Items listed in a dataset
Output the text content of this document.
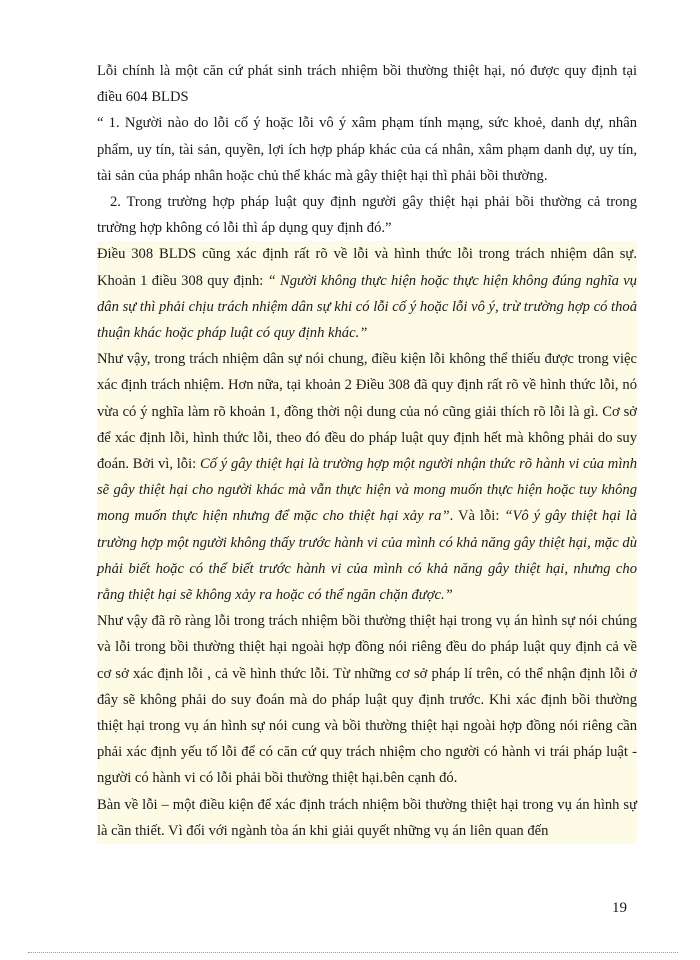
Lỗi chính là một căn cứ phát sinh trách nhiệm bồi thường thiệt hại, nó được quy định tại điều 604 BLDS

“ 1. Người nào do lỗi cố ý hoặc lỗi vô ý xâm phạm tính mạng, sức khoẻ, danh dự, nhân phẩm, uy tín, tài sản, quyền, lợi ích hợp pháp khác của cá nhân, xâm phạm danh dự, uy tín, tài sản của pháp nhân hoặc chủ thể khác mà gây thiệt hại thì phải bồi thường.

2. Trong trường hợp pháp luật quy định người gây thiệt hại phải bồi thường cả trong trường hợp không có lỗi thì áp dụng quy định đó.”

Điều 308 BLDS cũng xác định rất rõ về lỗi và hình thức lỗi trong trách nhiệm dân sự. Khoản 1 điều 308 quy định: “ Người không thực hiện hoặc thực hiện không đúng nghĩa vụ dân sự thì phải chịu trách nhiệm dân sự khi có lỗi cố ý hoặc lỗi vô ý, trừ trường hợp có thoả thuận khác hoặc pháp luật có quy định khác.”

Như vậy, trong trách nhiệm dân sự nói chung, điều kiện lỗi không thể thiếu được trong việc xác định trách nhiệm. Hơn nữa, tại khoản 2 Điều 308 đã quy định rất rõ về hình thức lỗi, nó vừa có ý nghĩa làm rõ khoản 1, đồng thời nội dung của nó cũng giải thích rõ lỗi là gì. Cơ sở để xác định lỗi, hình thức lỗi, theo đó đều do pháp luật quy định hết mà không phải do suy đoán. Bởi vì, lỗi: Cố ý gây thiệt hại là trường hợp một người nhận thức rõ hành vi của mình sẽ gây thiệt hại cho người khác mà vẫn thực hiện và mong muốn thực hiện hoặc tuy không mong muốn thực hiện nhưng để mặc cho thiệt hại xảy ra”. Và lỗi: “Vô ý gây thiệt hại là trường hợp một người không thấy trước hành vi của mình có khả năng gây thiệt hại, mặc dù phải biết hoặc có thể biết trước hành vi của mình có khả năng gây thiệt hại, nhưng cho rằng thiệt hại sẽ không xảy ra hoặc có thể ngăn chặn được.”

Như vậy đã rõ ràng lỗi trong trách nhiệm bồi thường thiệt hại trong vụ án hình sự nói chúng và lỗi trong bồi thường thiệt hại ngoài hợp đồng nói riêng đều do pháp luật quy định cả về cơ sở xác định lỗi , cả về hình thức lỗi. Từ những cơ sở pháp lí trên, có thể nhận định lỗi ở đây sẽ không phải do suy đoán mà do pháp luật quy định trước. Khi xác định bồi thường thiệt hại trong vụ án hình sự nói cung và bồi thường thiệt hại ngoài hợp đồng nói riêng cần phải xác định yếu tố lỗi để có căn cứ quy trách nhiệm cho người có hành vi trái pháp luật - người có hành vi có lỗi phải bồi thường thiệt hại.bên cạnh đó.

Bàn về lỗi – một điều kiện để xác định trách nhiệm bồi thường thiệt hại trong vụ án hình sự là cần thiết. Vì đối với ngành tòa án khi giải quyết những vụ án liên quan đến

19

• **What you are asked to do**: Repeat the full listing above exactly, with no pictures in the copy.

• **Exercise result**:
Output the text content of this document.
Lỗi chính là một căn cứ phát sinh trách nhiệm bồi thường thiệt hại, nó được quy định tại điều 604 BLDS

“ 1. Người nào do lỗi cố ý hoặc lỗi vô ý xâm phạm tính mạng, sức khoẻ, danh dự, nhân phẩm, uy tín, tài sản, quyền, lợi ích hợp pháp khác của cá nhân, xâm phạm danh dự, uy tín, tài sản của pháp nhân hoặc chủ thể khác mà gây thiệt hại thì phải bồi thường.

2. Trong trường hợp pháp luật quy định người gây thiệt hại phải bồi thường cả trong trường hợp không có lỗi thì áp dụng quy định đó.”

Điều 308 BLDS cũng xác định rất rõ về lỗi và hình thức lỗi trong trách nhiệm dân sự. Khoản 1 điều 308 quy định: “ Người không thực hiện hoặc thực hiện không đúng nghĩa vụ dân sự thì phải chịu trách nhiệm dân sự khi có lỗi cố ý hoặc lỗi vô ý, trừ trường hợp có thoả thuận khác hoặc pháp luật có quy định khác.”

Như vậy, trong trách nhiệm dân sự nói chung, điều kiện lỗi không thể thiếu được trong việc xác định trách nhiệm. Hơn nữa, tại khoản 2 Điều 308 đã quy định rất rõ về hình thức lỗi, nó vừa có ý nghĩa làm rõ khoản 1, đồng thời nội dung của nó cũng giải thích rõ lỗi là gì. Cơ sở để xác định lỗi, hình thức lỗi, theo đó đều do pháp luật quy định hết mà không phải do suy đoán. Bởi vì, lỗi: Cố ý gây thiệt hại là trường hợp một người nhận thức rõ hành vi của mình sẽ gây thiệt hại cho người khác mà vẫn thực hiện và mong muốn thực hiện hoặc tuy không mong muốn thực hiện nhưng để mặc cho thiệt hại xảy ra”. Và lỗi: “Vô ý gây thiệt hại là trường hợp một người không thấy trước hành vi của mình có khả năng gây thiệt hại, mặc dù phải biết hoặc có thể biết trước hành vi của mình có khả năng gây thiệt hại, nhưng cho rằng thiệt hại sẽ không xảy ra hoặc có thể ngăn chặn được.”

Như vậy đã rõ ràng lỗi trong trách nhiệm bồi thường thiệt hại trong vụ án hình sự nói chúng và lỗi trong bồi thường thiệt hại ngoài hợp đồng nói riêng đều do pháp luật quy định cả về cơ sở xác định lỗi , cả về hình thức lỗi. Từ những cơ sở pháp lí trên, có thể nhận định lỗi ở đây sẽ không phải do suy đoán mà do pháp luật quy định trước. Khi xác định bồi thường thiệt hại trong vụ án hình sự nói cung và bồi thường thiệt hại ngoài hợp đồng nói riêng cần phải xác định yếu tố lỗi để có căn cứ quy trách nhiệm cho người có hành vi trái pháp luật - người có hành vi có lỗi phải bồi thường thiệt hại.bên cạnh đó.

Bàn về lỗi – một điều kiện để xác định trách nhiệm bồi thường thiệt hại trong vụ án hình sự là cần thiết. Vì đối với ngành tòa án khi giải quyết những vụ án liên quan đến

19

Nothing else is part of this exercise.